• **YOUR ASSIGNMENT**
Make an exact copy of every entry below, with the pictures left out.

PROVIDED DATA below:

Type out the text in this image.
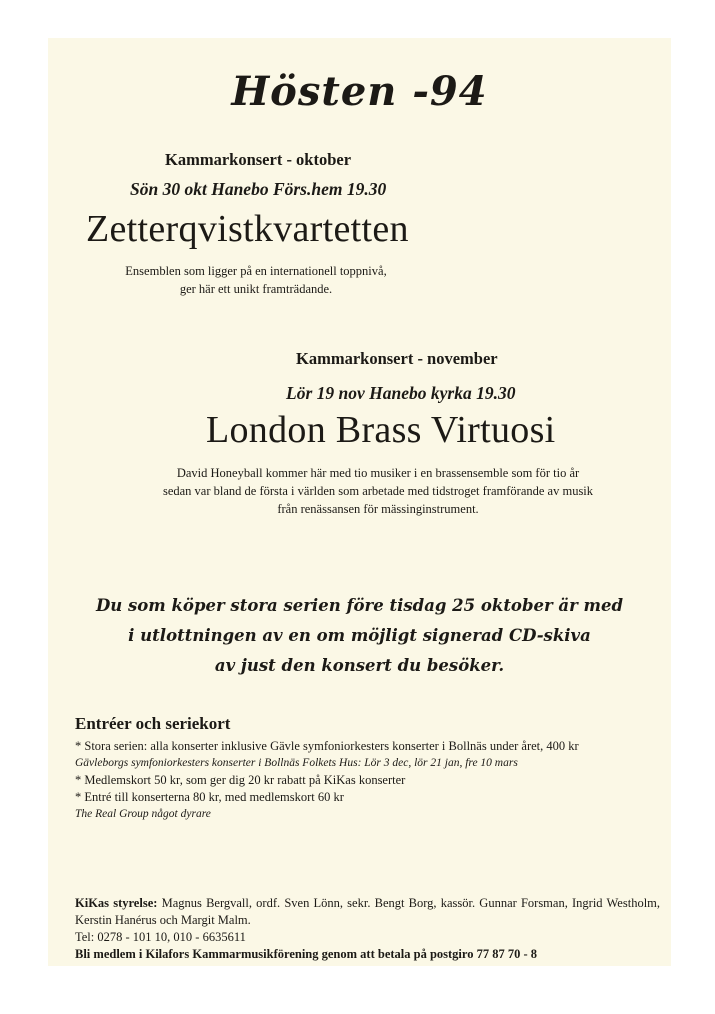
Hösten -94
Kammarkonsert - oktober
Sön 30 okt Hanebo Förs.hem 19.30
Zetterqvistkvartetten
Ensemblen som ligger på en internationell toppnivå,
ger här ett unikt framträdande.
Kammarkonsert - november
Lör 19 nov Hanebo kyrka 19.30
London Brass Virtuosi
David Honeyball kommer här med tio musiker i en brassensemble som för tio år
sedan var bland de första i världen som arbetade med tidstroget framförande av musik
från renässansen för mässinginstrument.
Du som köper stora serien före tisdag 25 oktober är med
i utlottningen av en om möjligt signerad CD-skiva
av just den konsert du besöker.
Entréer och seriekort
* Stora serien: alla konserter inklusive Gävle symfoniorkesters konserter i Bollnäs under året, 400 kr
Gävleborgs symfoniorkesters konserter i Bollnäs Folkets Hus: Lör 3 dec, lör 21 jan, fre 10 mars
* Medlemskort 50 kr, som ger dig 20 kr rabatt på KiKas konserter
* Entré till konserterna 80 kr, med medlemskort 60 kr
The Real Group något dyrare
KiKas styrelse: Magnus Bergvall, ordf. Sven Lönn, sekr. Bengt Borg, kassör. Gunnar Forsman, Ingrid Westholm, Kerstin Hanérus och Margit Malm.
Tel: 0278 - 101 10, 010 - 6635611
Bli medlem i Kilafors Kammarmusikförening genom att betala på postgiro 77 87 70 - 8
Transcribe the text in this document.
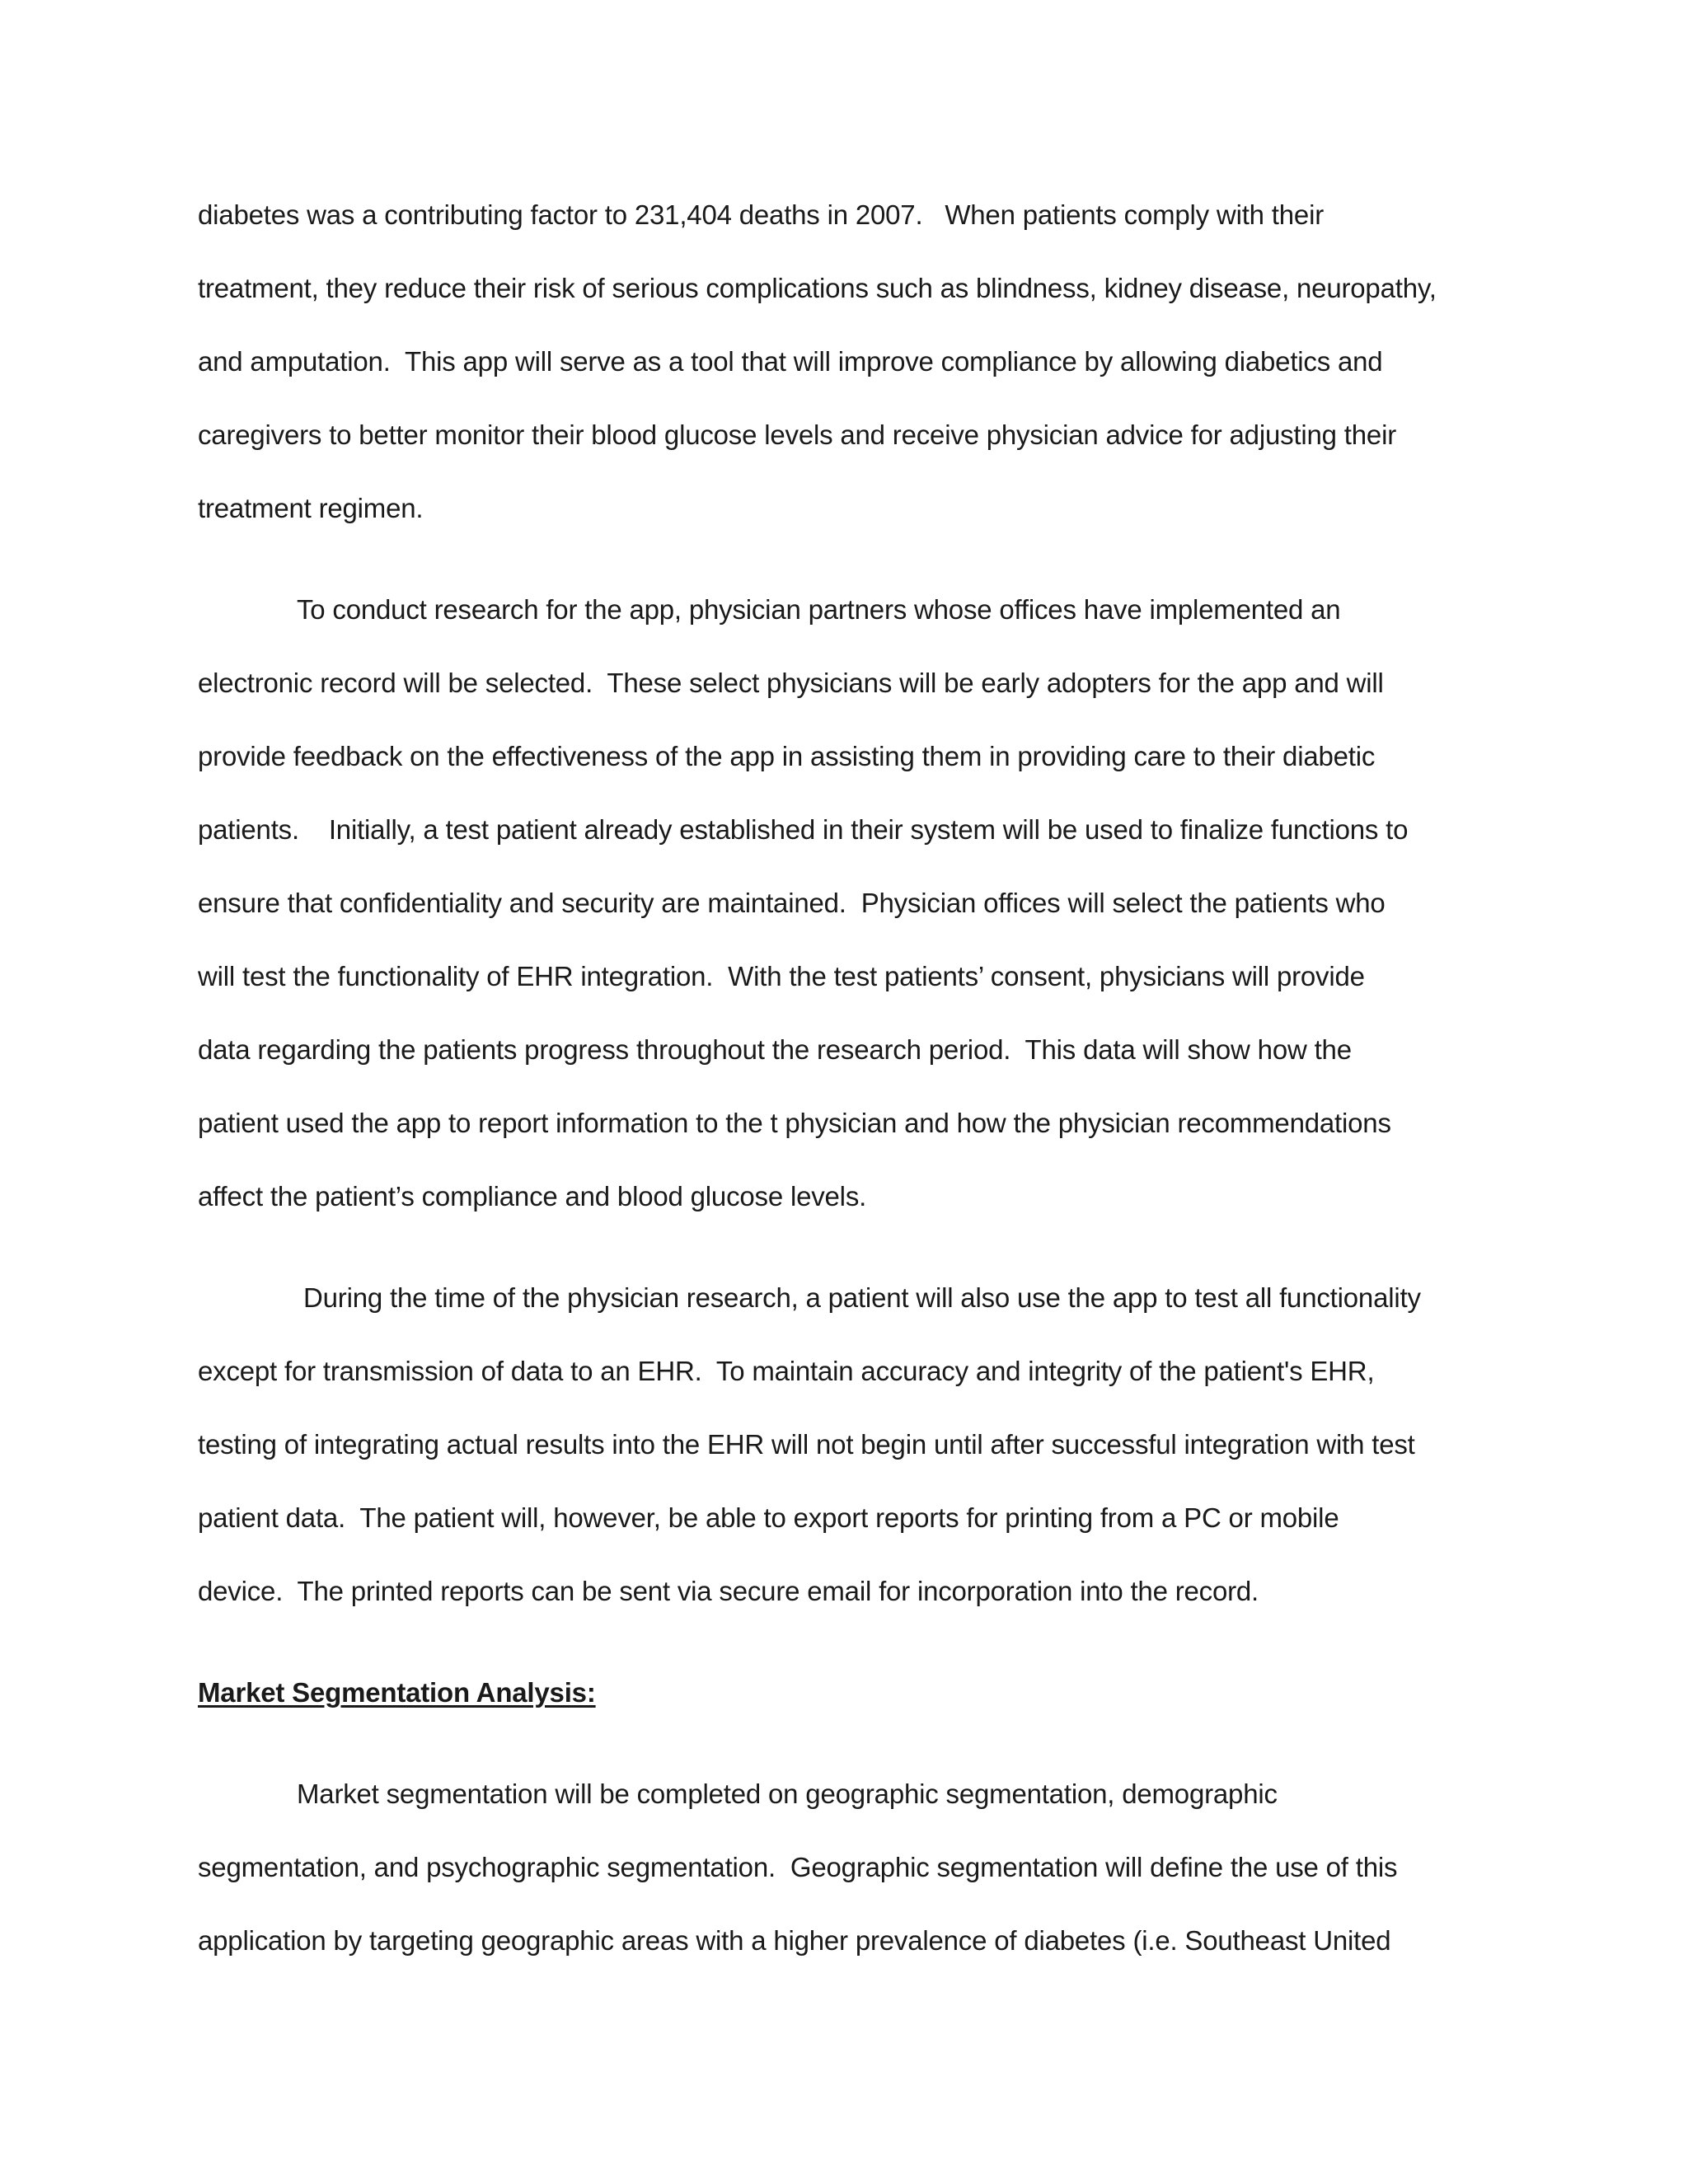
diabetes was a contributing factor to 231,404 deaths in 2007.   When patients comply with their
treatment, they reduce their risk of serious complications such as blindness, kidney disease, neuropathy,
and amputation.  This app will serve as a tool that will improve compliance by allowing diabetics and
caregivers to better monitor their blood glucose levels and receive physician advice for adjusting their
treatment regimen.
To conduct research for the app, physician partners whose offices have implemented an
electronic record will be selected.  These select physicians will be early adopters for the app and will
provide feedback on the effectiveness of the app in assisting them in providing care to their diabetic
patients.    Initially, a test patient already established in their system will be used to finalize functions to
ensure that confidentiality and security are maintained.  Physician offices will select the patients who
will test the functionality of EHR integration.  With the test patients’ consent, physicians will provide
data regarding the patients progress throughout the research period.  This data will show how the
patient used the app to report information to the t physician and how the physician recommendations
affect the patient’s compliance and blood glucose levels.
During the time of the physician research, a patient will also use the app to test all functionality
except for transmission of data to an EHR.  To maintain accuracy and integrity of the patient's EHR,
testing of integrating actual results into the EHR will not begin until after successful integration with test
patient data.  The patient will, however, be able to export reports for printing from a PC or mobile
device.  The printed reports can be sent via secure email for incorporation into the record.
Market Segmentation Analysis:
Market segmentation will be completed on geographic segmentation, demographic
segmentation, and psychographic segmentation.  Geographic segmentation will define the use of this
application by targeting geographic areas with a higher prevalence of diabetes (i.e. Southeast United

End of PROVIDED DATA.

• **SOLUTION BELOW**
Type out the text in this image.
Hösten -94
Kammarkonsert - oktober
Sön 30 okt Hanebo Förs.hem 19.30
Zetterqvistkvartetten
Ensemblen som ligger på en internationell toppnivå,
ger här ett unikt framträdande.
Kammarkonsert - november
Lör 19 nov Hanebo kyrka 19.30
London Brass Virtuosi
David Honeyball kommer här med tio musiker i en brassensemble som för tio år
sedan var bland de första i världen som arbetade med tidstroget framförande av musik
från renässansen för mässinginstrument.
Du som köper stora serien före tisdag 25 oktober är med
i utlottningen av en om möjligt signerad CD-skiva
av just den konsert du besöker.
Entréer och seriekort
* Stora serien: alla konserter inklusive Gävle symfoniorkesters konserter i Bollnäs under året, 400 kr
Gävleborgs symfoniorkesters konserter i Bollnäs Folkets Hus: Lör 3 dec, lör 21 jan, fre 10 mars
* Medlemskort 50 kr, som ger dig 20 kr rabatt på KiKas konserter
* Entré till konserterna 80 kr, med medlemskort 60 kr
The Real Group något dyrare
KiKas styrelse: Magnus Bergvall, ordf. Sven Lönn, sekr. Bengt Borg, kassör. Gunnar Forsman, Ingrid Westholm, Kerstin Hanérus och Margit Malm.
Tel: 0278 - 101 10, 010 - 6635611
Bli medlem i Kilafors Kammarmusikförening genom att betala på postgiro 77 87 70 - 8
Transcribe the text in this document.
diabetes was a contributing factor to 231,404 deaths in 2007.   When patients comply with their
treatment, they reduce their risk of serious complications such as blindness, kidney disease, neuropathy,
and amputation.  This app will serve as a tool that will improve compliance by allowing diabetics and
caregivers to better monitor their blood glucose levels and receive physician advice for adjusting their
treatment regimen.
To conduct research for the app, physician partners whose offices have implemented an
electronic record will be selected.  These select physicians will be early adopters for the app and will
provide feedback on the effectiveness of the app in assisting them in providing care to their diabetic
patients.    Initially, a test patient already established in their system will be used to finalize functions to
ensure that confidentiality and security are maintained.  Physician offices will select the patients who
will test the functionality of EHR integration.  With the test patients’ consent, physicians will provide
data regarding the patients progress throughout the research period.  This data will show how the
patient used the app to report information to the t physician and how the physician recommendations
affect the patient’s compliance and blood glucose levels.
During the time of the physician research, a patient will also use the app to test all functionality
except for transmission of data to an EHR.  To maintain accuracy and integrity of the patient's EHR,
testing of integrating actual results into the EHR will not begin until after successful integration with test
patient data.  The patient will, however, be able to export reports for printing from a PC or mobile
device.  The printed reports can be sent via secure email for incorporation into the record.
Market Segmentation Analysis:
Market segmentation will be completed on geographic segmentation, demographic
segmentation, and psychographic segmentation.  Geographic segmentation will define the use of this
application by targeting geographic areas with a higher prevalence of diabetes (i.e. Southeast United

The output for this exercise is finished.